Make an exact copy of the lines, leaving the pictures out.

[Start of Provided records]

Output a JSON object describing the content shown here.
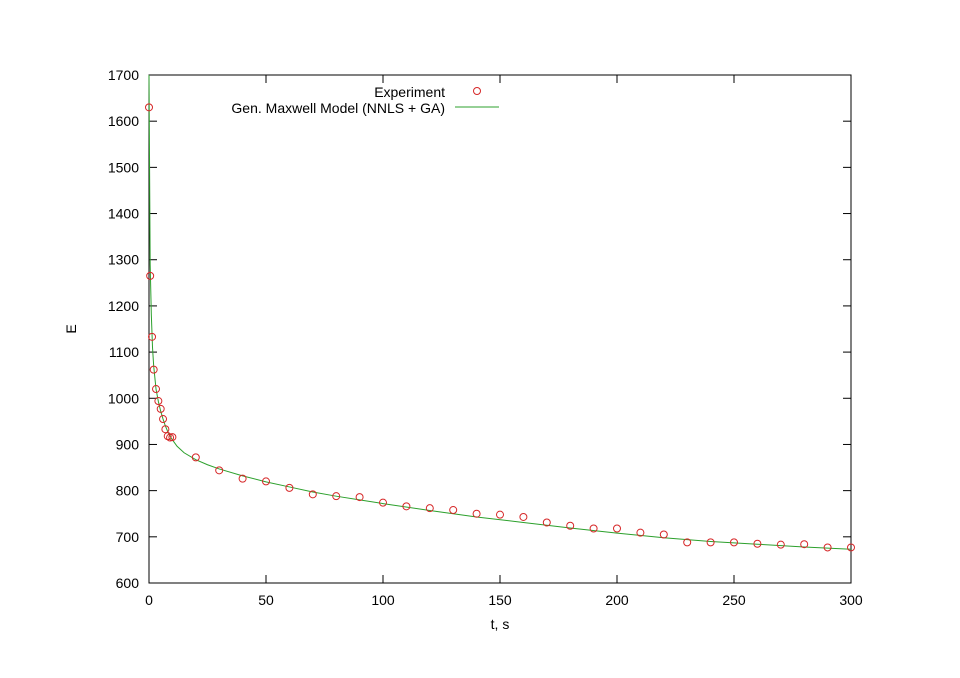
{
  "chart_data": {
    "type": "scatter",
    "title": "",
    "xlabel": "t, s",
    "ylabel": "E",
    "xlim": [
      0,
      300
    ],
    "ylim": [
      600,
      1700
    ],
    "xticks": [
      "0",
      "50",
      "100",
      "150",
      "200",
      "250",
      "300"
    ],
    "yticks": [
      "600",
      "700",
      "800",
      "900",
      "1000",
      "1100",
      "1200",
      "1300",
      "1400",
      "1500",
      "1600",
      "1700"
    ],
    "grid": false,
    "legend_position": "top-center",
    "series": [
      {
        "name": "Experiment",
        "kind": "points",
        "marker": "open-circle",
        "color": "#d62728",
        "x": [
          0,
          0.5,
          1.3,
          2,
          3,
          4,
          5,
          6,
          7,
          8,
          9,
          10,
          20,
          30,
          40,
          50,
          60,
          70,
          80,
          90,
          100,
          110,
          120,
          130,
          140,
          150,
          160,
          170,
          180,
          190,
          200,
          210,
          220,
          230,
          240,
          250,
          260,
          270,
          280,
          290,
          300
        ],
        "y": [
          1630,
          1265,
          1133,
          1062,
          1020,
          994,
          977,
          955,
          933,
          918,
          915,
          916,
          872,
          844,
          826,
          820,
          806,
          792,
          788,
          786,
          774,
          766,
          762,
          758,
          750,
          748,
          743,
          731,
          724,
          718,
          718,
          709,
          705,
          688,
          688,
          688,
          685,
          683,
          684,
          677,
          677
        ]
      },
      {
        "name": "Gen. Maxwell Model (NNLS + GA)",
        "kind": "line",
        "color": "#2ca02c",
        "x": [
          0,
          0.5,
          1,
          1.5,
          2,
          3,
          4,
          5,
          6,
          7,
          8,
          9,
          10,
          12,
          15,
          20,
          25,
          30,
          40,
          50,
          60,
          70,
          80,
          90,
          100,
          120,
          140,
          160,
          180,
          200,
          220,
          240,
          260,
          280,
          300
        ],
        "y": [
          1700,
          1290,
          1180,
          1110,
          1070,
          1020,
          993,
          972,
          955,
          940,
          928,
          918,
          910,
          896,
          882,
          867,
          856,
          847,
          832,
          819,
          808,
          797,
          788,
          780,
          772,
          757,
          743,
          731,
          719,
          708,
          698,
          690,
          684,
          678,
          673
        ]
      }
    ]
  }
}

[End of Provided records]

Response to the exercise:
Output a JSON object describing the content shown here.
{
  "chart_data": {
    "type": "scatter",
    "title": "",
    "xlabel": "t, s",
    "ylabel": "E",
    "xlim": [
      0,
      300
    ],
    "ylim": [
      600,
      1700
    ],
    "xticks": [
      "0",
      "50",
      "100",
      "150",
      "200",
      "250",
      "300"
    ],
    "yticks": [
      "600",
      "700",
      "800",
      "900",
      "1000",
      "1100",
      "1200",
      "1300",
      "1400",
      "1500",
      "1600",
      "1700"
    ],
    "grid": false,
    "legend_position": "top-center",
    "series": [
      {
        "name": "Experiment",
        "kind": "points",
        "marker": "open-circle",
        "color": "#d62728",
        "x": [
          0,
          0.5,
          1.3,
          2,
          3,
          4,
          5,
          6,
          7,
          8,
          9,
          10,
          20,
          30,
          40,
          50,
          60,
          70,
          80,
          90,
          100,
          110,
          120,
          130,
          140,
          150,
          160,
          170,
          180,
          190,
          200,
          210,
          220,
          230,
          240,
          250,
          260,
          270,
          280,
          290,
          300
        ],
        "y": [
          1630,
          1265,
          1133,
          1062,
          1020,
          994,
          977,
          955,
          933,
          918,
          915,
          916,
          872,
          844,
          826,
          820,
          806,
          792,
          788,
          786,
          774,
          766,
          762,
          758,
          750,
          748,
          743,
          731,
          724,
          718,
          718,
          709,
          705,
          688,
          688,
          688,
          685,
          683,
          684,
          677,
          677
        ]
      },
      {
        "name": "Gen. Maxwell Model (NNLS + GA)",
        "kind": "line",
        "color": "#2ca02c",
        "x": [
          0,
          0.5,
          1,
          1.5,
          2,
          3,
          4,
          5,
          6,
          7,
          8,
          9,
          10,
          12,
          15,
          20,
          25,
          30,
          40,
          50,
          60,
          70,
          80,
          90,
          100,
          120,
          140,
          160,
          180,
          200,
          220,
          240,
          260,
          280,
          300
        ],
        "y": [
          1700,
          1290,
          1180,
          1110,
          1070,
          1020,
          993,
          972,
          955,
          940,
          928,
          918,
          910,
          896,
          882,
          867,
          856,
          847,
          832,
          819,
          808,
          797,
          788,
          780,
          772,
          757,
          743,
          731,
          719,
          708,
          698,
          690,
          684,
          678,
          673
        ]
      }
    ]
  }
}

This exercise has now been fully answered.